◆ YOUR GOAL ◆
Copy each line with the word "research" in it.

◆ EXTRACTED INFORMATION ◆
● ● ● ● ● ● ●

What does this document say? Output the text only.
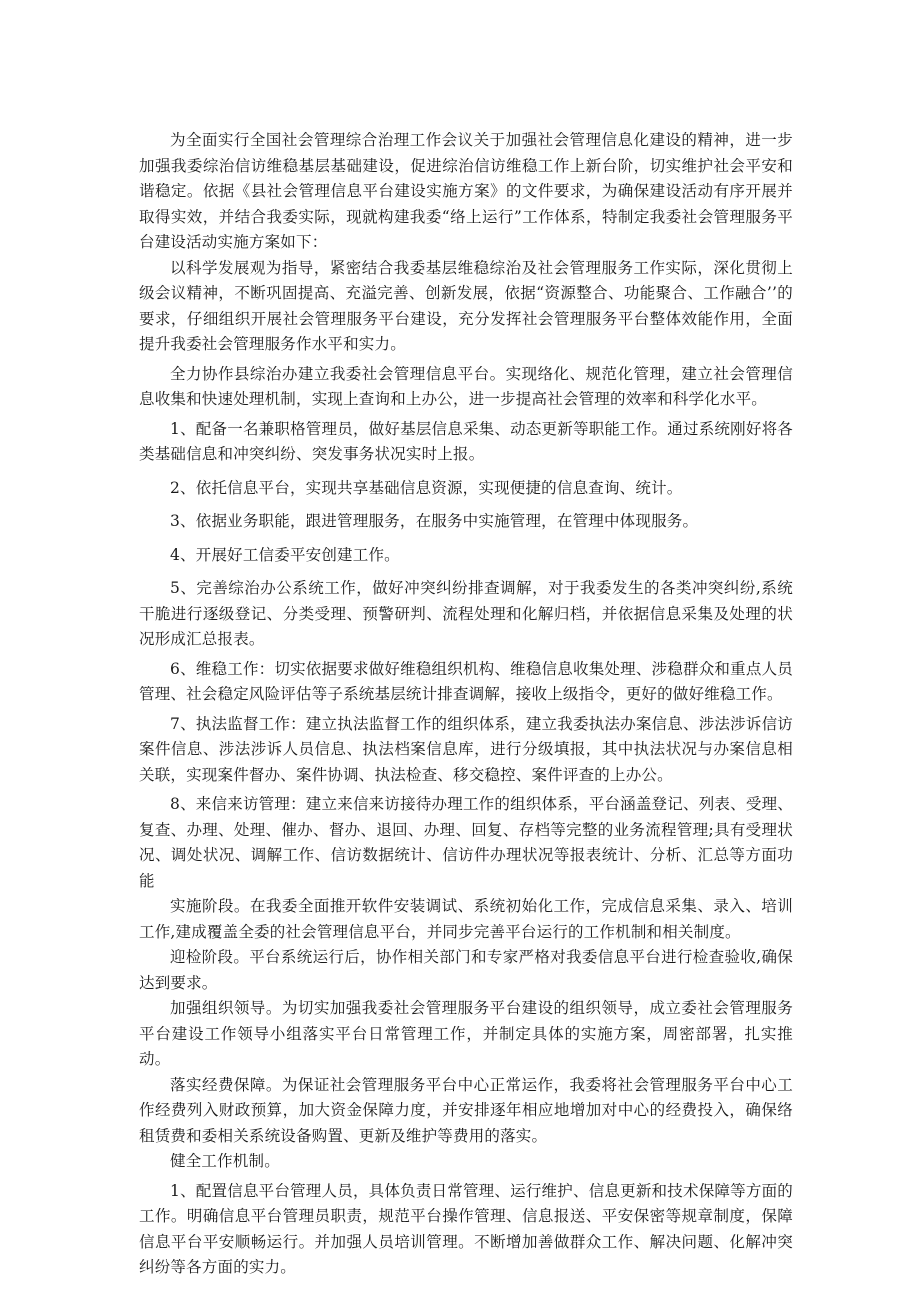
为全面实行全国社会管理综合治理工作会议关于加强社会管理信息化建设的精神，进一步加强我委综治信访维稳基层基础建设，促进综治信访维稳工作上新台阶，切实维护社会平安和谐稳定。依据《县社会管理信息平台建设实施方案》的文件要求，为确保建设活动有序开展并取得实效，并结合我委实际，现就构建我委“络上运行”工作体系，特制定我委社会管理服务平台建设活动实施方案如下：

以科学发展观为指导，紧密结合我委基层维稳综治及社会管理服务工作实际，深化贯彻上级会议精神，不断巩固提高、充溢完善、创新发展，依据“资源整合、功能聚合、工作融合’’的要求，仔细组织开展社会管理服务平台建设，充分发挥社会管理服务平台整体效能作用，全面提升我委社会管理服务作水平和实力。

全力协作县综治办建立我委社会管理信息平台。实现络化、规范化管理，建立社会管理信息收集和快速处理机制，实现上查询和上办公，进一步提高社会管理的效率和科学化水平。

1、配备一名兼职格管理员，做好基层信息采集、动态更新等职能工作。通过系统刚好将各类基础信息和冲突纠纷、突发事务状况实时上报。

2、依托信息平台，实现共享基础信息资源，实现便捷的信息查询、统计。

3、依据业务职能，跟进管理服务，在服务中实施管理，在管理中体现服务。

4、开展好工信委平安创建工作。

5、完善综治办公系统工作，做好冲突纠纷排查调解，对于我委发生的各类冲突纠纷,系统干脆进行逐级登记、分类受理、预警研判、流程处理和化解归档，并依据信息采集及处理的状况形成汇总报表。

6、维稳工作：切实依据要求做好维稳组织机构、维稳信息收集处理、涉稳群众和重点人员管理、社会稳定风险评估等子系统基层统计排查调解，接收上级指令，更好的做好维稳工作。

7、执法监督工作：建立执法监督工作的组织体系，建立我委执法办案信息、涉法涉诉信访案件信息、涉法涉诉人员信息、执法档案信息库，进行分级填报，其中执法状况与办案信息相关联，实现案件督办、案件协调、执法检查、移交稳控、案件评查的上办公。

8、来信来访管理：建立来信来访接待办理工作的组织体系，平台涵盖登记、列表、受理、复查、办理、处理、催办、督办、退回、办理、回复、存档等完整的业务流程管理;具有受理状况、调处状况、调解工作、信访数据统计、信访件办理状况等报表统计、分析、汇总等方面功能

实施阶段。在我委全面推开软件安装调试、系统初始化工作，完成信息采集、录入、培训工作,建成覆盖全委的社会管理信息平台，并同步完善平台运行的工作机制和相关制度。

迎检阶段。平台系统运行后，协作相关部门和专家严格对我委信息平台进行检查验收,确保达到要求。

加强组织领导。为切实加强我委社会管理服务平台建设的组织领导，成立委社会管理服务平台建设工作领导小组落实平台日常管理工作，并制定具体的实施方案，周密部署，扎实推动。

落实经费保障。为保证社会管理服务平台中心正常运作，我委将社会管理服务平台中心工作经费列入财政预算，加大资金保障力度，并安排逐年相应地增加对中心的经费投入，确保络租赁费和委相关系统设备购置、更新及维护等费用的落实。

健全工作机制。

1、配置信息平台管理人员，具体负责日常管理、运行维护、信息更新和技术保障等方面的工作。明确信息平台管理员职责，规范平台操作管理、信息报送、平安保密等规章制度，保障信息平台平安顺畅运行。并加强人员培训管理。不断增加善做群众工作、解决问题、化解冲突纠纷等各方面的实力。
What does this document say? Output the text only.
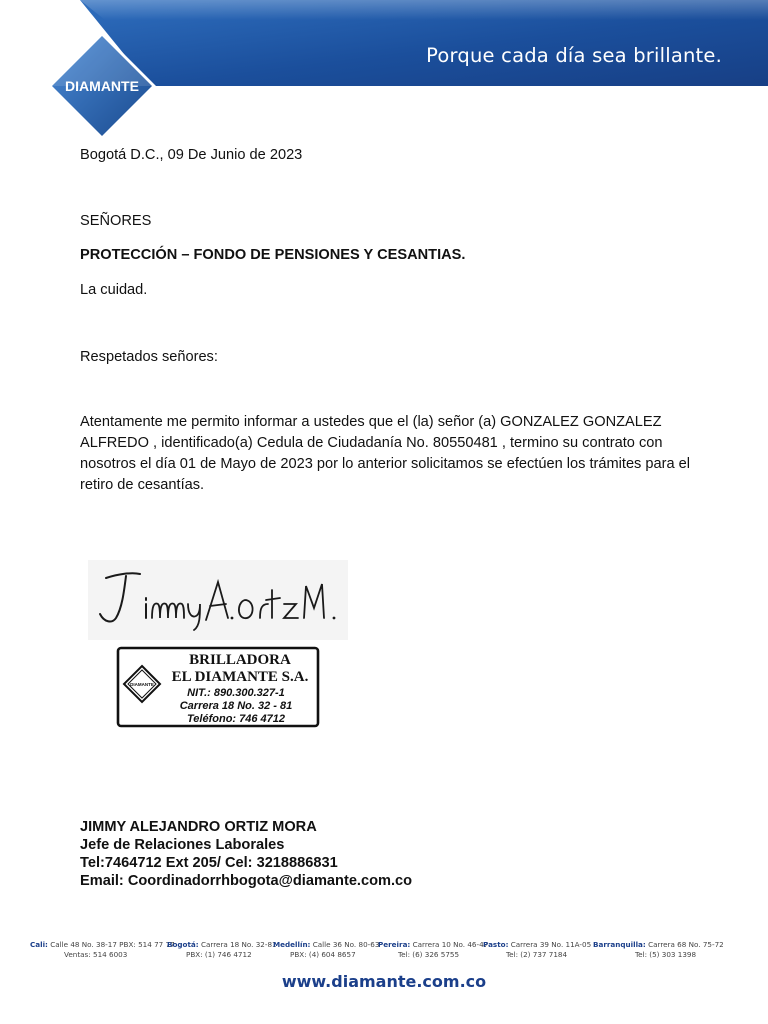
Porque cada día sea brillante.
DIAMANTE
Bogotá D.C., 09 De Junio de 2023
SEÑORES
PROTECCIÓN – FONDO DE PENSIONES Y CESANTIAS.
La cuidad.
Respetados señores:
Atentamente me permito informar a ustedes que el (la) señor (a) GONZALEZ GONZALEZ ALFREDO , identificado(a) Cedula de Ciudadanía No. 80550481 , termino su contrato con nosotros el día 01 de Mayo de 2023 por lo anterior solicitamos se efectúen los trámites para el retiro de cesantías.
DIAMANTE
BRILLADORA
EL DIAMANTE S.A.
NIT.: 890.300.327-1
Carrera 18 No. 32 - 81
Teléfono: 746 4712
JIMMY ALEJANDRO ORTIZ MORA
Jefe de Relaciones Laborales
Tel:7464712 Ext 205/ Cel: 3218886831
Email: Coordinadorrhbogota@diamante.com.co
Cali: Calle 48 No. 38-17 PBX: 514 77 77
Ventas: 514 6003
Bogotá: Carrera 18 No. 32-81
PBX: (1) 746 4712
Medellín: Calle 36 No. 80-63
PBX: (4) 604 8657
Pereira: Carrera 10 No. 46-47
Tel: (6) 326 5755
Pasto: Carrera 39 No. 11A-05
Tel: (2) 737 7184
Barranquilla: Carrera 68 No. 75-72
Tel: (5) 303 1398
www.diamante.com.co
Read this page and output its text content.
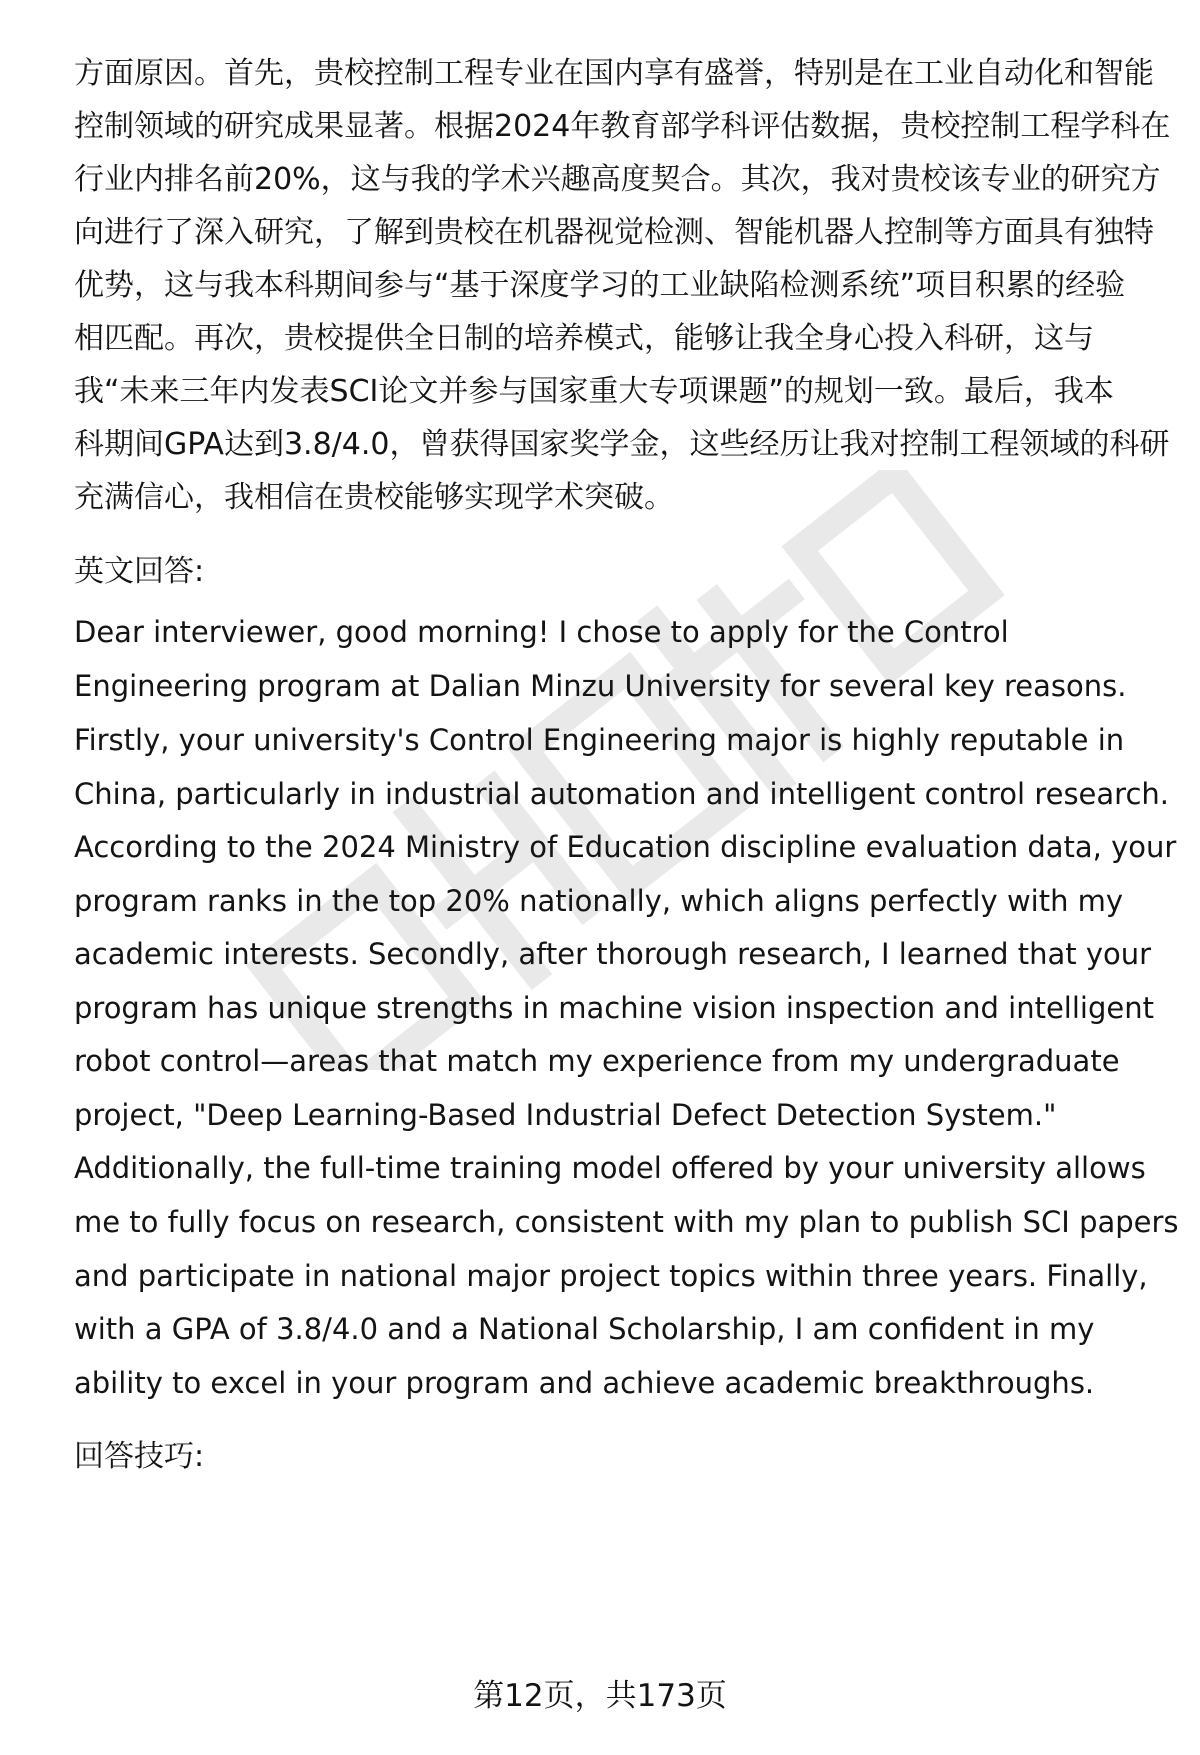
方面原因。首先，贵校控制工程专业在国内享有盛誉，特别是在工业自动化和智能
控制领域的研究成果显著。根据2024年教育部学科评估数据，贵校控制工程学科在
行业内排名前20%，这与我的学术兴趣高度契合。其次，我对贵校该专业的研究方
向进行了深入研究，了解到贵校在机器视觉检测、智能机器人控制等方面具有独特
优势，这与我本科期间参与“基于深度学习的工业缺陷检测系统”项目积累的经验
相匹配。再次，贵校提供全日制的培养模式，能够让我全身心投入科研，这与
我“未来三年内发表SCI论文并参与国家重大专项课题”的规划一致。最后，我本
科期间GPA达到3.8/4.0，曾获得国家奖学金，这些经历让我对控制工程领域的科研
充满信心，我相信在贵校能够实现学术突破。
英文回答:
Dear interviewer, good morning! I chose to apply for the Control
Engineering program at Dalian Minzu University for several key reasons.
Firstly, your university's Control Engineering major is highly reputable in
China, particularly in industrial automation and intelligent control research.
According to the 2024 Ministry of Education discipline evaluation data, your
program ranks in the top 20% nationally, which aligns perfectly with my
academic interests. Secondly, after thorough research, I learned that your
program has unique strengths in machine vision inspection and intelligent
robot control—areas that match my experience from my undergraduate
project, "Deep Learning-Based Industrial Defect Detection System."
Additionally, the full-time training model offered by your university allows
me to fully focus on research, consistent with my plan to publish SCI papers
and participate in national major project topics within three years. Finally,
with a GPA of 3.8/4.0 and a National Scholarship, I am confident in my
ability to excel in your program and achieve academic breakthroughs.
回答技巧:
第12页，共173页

● ● ● ● ● ● ●

◆ TASK RESPONSE ◆
China, particularly in industrial automation and intelligent control research.
academic interests. Secondly, after thorough research, I learned that your
me to fully focus on research, consistent with my plan to publish SCI papers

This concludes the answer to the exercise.